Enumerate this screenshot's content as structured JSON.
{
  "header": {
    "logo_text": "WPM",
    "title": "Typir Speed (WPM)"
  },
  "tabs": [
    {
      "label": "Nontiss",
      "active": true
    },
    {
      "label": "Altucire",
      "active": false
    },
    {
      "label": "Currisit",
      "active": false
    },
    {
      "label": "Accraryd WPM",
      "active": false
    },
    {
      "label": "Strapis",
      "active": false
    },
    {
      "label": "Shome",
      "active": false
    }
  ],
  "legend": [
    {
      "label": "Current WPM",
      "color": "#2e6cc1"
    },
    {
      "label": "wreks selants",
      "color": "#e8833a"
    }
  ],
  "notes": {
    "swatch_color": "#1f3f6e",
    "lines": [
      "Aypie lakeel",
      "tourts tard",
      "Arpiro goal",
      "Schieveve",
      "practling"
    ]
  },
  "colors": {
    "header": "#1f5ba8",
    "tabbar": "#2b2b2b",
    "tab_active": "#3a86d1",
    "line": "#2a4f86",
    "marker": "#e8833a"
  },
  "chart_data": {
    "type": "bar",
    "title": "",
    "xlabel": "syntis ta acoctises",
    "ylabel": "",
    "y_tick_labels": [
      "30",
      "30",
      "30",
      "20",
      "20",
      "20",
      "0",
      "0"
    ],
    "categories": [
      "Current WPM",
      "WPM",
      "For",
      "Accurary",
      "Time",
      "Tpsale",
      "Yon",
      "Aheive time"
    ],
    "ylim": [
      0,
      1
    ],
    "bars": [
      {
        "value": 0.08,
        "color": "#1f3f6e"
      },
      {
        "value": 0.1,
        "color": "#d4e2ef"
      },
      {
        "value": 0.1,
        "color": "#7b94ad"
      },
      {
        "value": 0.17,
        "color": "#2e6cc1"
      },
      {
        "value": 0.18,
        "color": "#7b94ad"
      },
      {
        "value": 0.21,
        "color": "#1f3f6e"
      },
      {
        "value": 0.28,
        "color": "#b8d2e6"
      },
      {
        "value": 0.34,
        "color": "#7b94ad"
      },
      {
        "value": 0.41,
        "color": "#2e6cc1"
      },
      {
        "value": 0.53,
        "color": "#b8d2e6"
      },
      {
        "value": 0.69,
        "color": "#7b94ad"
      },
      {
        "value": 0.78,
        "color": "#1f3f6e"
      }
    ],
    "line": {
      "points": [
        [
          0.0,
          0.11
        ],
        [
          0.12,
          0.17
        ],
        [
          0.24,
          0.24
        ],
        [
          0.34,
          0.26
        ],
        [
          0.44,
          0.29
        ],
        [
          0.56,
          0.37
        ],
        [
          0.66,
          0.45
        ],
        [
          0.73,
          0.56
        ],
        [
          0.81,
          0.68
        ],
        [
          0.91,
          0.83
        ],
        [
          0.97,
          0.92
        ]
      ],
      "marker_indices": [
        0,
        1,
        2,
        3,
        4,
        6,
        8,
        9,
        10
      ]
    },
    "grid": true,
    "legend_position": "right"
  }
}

* * * *

● REQUIRED WORK: Give the entries again in full, exactly as they are written.

● ANSWER FOR THE TASK:
Enumerate this screenshot's content as structured JSON.
{
  "header": {
    "logo_text": "WPM",
    "title": "Typir Speed (WPM)"
  },
  "tabs": [
    {
      "label": "Nontiss",
      "active": true
    },
    {
      "label": "Altucire",
      "active": false
    },
    {
      "label": "Currisit",
      "active": false
    },
    {
      "label": "Accraryd WPM",
      "active": false
    },
    {
      "label": "Strapis",
      "active": false
    },
    {
      "label": "Shome",
      "active": false
    }
  ],
  "legend": [
    {
      "label": "Current WPM",
      "color": "#2e6cc1"
    },
    {
      "label": "wreks selants",
      "color": "#e8833a"
    }
  ],
  "notes": {
    "swatch_color": "#1f3f6e",
    "lines": [
      "Aypie lakeel",
      "tourts tard",
      "Arpiro goal",
      "Schieveve",
      "practling"
    ]
  },
  "colors": {
    "header": "#1f5ba8",
    "tabbar": "#2b2b2b",
    "tab_active": "#3a86d1",
    "line": "#2a4f86",
    "marker": "#e8833a"
  },
  "chart_data": {
    "type": "bar",
    "title": "",
    "xlabel": "syntis ta acoctises",
    "ylabel": "",
    "y_tick_labels": [
      "30",
      "30",
      "30",
      "20",
      "20",
      "20",
      "0",
      "0"
    ],
    "categories": [
      "Current WPM",
      "WPM",
      "For",
      "Accurary",
      "Time",
      "Tpsale",
      "Yon",
      "Aheive time"
    ],
    "ylim": [
      0,
      1
    ],
    "bars": [
      {
        "value": 0.08,
        "color": "#1f3f6e"
      },
      {
        "value": 0.1,
        "color": "#d4e2ef"
      },
      {
        "value": 0.1,
        "color": "#7b94ad"
      },
      {
        "value": 0.17,
        "color": "#2e6cc1"
      },
      {
        "value": 0.18,
        "color": "#7b94ad"
      },
      {
        "value": 0.21,
        "color": "#1f3f6e"
      },
      {
        "value": 0.28,
        "color": "#b8d2e6"
      },
      {
        "value": 0.34,
        "color": "#7b94ad"
      },
      {
        "value": 0.41,
        "color": "#2e6cc1"
      },
      {
        "value": 0.53,
        "color": "#b8d2e6"
      },
      {
        "value": 0.69,
        "color": "#7b94ad"
      },
      {
        "value": 0.78,
        "color": "#1f3f6e"
      }
    ],
    "line": {
      "points": [
        [
          0.0,
          0.11
        ],
        [
          0.12,
          0.17
        ],
        [
          0.24,
          0.24
        ],
        [
          0.34,
          0.26
        ],
        [
          0.44,
          0.29
        ],
        [
          0.56,
          0.37
        ],
        [
          0.66,
          0.45
        ],
        [
          0.73,
          0.56
        ],
        [
          0.81,
          0.68
        ],
        [
          0.91,
          0.83
        ],
        [
          0.97,
          0.92
        ]
      ],
      "marker_indices": [
        0,
        1,
        2,
        3,
        4,
        6,
        8,
        9,
        10
      ]
    },
    "grid": true,
    "legend_position": "right"
  }
}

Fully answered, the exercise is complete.